Track down each line that has the word "text" and copy it.

■ Records supplied
START
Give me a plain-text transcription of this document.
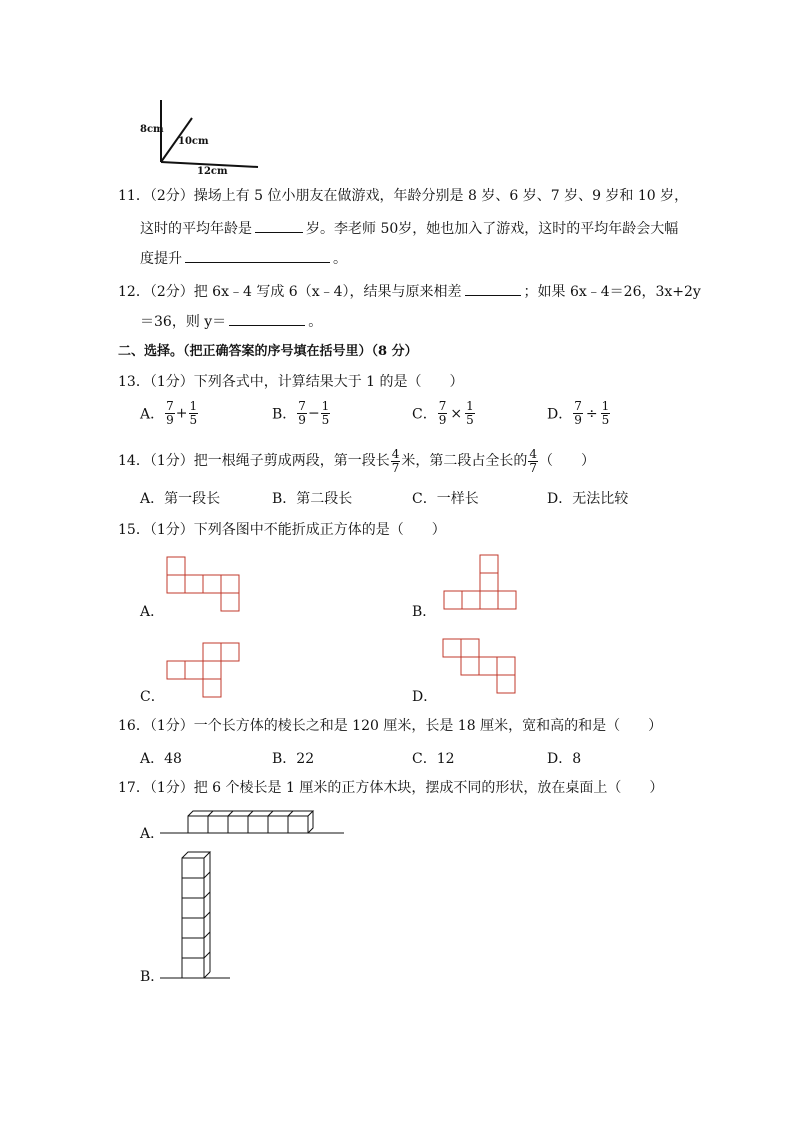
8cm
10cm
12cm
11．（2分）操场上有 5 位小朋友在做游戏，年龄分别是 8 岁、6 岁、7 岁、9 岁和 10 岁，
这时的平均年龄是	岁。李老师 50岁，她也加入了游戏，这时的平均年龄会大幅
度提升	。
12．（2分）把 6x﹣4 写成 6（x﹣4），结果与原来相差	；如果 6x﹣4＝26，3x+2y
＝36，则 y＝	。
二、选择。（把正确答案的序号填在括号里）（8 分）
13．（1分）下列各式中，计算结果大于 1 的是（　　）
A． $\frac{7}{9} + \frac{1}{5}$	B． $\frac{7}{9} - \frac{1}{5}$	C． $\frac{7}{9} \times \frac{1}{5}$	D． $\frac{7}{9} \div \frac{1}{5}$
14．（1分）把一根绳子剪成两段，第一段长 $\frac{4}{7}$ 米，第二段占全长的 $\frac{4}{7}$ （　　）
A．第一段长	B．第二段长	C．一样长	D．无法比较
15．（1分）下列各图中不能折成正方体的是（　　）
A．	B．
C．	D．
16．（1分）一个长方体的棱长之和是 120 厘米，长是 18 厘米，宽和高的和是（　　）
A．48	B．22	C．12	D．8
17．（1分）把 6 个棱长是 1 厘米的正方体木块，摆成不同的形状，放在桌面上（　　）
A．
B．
END
START
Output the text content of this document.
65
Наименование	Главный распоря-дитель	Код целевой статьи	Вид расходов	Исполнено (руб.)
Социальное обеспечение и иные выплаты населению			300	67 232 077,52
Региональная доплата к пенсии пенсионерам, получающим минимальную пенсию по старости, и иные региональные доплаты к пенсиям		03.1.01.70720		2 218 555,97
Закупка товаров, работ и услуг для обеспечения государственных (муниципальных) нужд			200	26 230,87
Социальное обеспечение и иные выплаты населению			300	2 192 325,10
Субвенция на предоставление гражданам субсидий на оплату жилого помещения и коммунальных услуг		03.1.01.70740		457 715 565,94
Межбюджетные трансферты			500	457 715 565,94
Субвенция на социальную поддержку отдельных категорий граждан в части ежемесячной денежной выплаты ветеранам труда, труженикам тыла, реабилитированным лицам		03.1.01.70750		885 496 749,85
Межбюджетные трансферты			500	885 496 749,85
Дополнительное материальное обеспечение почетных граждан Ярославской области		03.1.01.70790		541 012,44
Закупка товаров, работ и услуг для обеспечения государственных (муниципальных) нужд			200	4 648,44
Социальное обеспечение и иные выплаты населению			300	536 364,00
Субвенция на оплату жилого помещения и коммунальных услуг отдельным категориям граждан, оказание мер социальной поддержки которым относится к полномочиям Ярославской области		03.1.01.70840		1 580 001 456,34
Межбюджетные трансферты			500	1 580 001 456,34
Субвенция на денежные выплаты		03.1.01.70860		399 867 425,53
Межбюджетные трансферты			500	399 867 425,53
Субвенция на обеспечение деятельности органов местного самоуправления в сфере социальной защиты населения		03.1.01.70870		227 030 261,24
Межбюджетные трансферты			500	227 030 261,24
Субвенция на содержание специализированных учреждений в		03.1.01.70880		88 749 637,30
END
■ Response for this exercise
Give me a plain-text transcription of this document.
Output the text content of this document.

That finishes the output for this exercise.